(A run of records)
--- --- ---

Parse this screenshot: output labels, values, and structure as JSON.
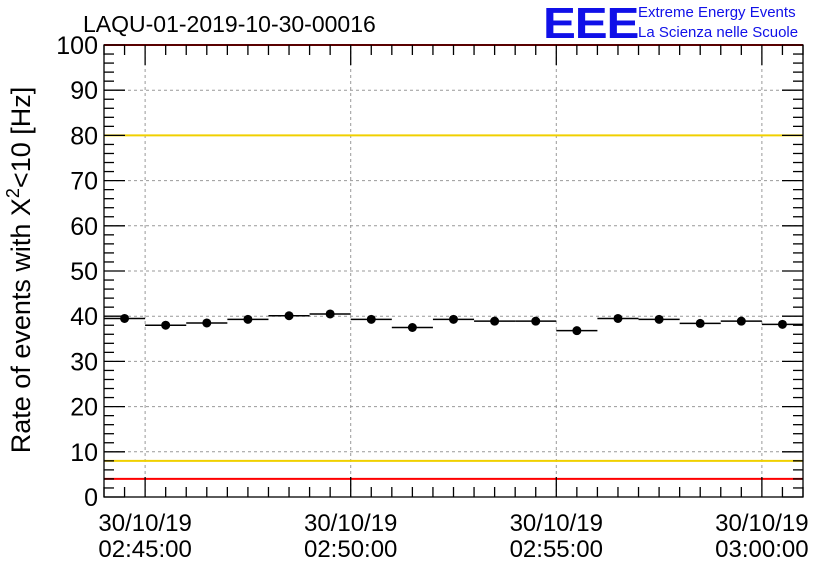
{
  "chart_data": {
    "type": "scatter",
    "title": "LAQU-01-2019-10-30-00016",
    "ylabel": "Rate of events with X",
    "ylabel_sup": "2",
    "ylabel_suffix": "<10 [Hz]",
    "ylim": [
      0,
      100
    ],
    "yticks": [
      0,
      10,
      20,
      30,
      40,
      50,
      60,
      70,
      80,
      90,
      100
    ],
    "xlim_minutes": [
      0,
      17
    ],
    "xticks": [
      {
        "at_min": 1,
        "date": "30/10/19",
        "time": "02:45:00"
      },
      {
        "at_min": 6,
        "date": "30/10/19",
        "time": "02:50:00"
      },
      {
        "at_min": 11,
        "date": "30/10/19",
        "time": "02:55:00"
      },
      {
        "at_min": 16,
        "date": "30/10/19",
        "time": "03:00:00"
      }
    ],
    "grid": true,
    "bin_width_minutes": 1,
    "points": [
      {
        "x_min": 0.5,
        "y": 39.5
      },
      {
        "x_min": 1.5,
        "y": 38.0
      },
      {
        "x_min": 2.5,
        "y": 38.5
      },
      {
        "x_min": 3.5,
        "y": 39.3
      },
      {
        "x_min": 4.5,
        "y": 40.1
      },
      {
        "x_min": 5.5,
        "y": 40.5
      },
      {
        "x_min": 6.5,
        "y": 39.3
      },
      {
        "x_min": 7.5,
        "y": 37.5
      },
      {
        "x_min": 8.5,
        "y": 39.3
      },
      {
        "x_min": 9.5,
        "y": 38.9
      },
      {
        "x_min": 10.5,
        "y": 38.9
      },
      {
        "x_min": 11.5,
        "y": 36.8
      },
      {
        "x_min": 12.5,
        "y": 39.5
      },
      {
        "x_min": 13.5,
        "y": 39.3
      },
      {
        "x_min": 14.5,
        "y": 38.4
      },
      {
        "x_min": 15.5,
        "y": 38.9
      },
      {
        "x_min": 16.5,
        "y": 38.2
      }
    ],
    "reference_lines": [
      {
        "name": "upper-red-limit",
        "y": 100,
        "color": "#ff0000"
      },
      {
        "name": "upper-yellow-limit",
        "y": 80,
        "color": "#f0d000"
      },
      {
        "name": "lower-yellow-limit",
        "y": 8,
        "color": "#f0d000"
      },
      {
        "name": "lower-red-limit",
        "y": 4,
        "color": "#ff0000"
      }
    ]
  },
  "logo": {
    "mark": "EEE",
    "line1": "Extreme Energy Events",
    "line2": "La Scienza nelle Scuole",
    "color": "#1010e8"
  }
}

--- --- ---

• [EXERCISE OBJECTIVE]:
Copy out each line of the data containing the string "yellow".

• [OUTPUT FOR THIS TASK]:
        "name": "upper-yellow-limit",
        "name": "lower-yellow-limit",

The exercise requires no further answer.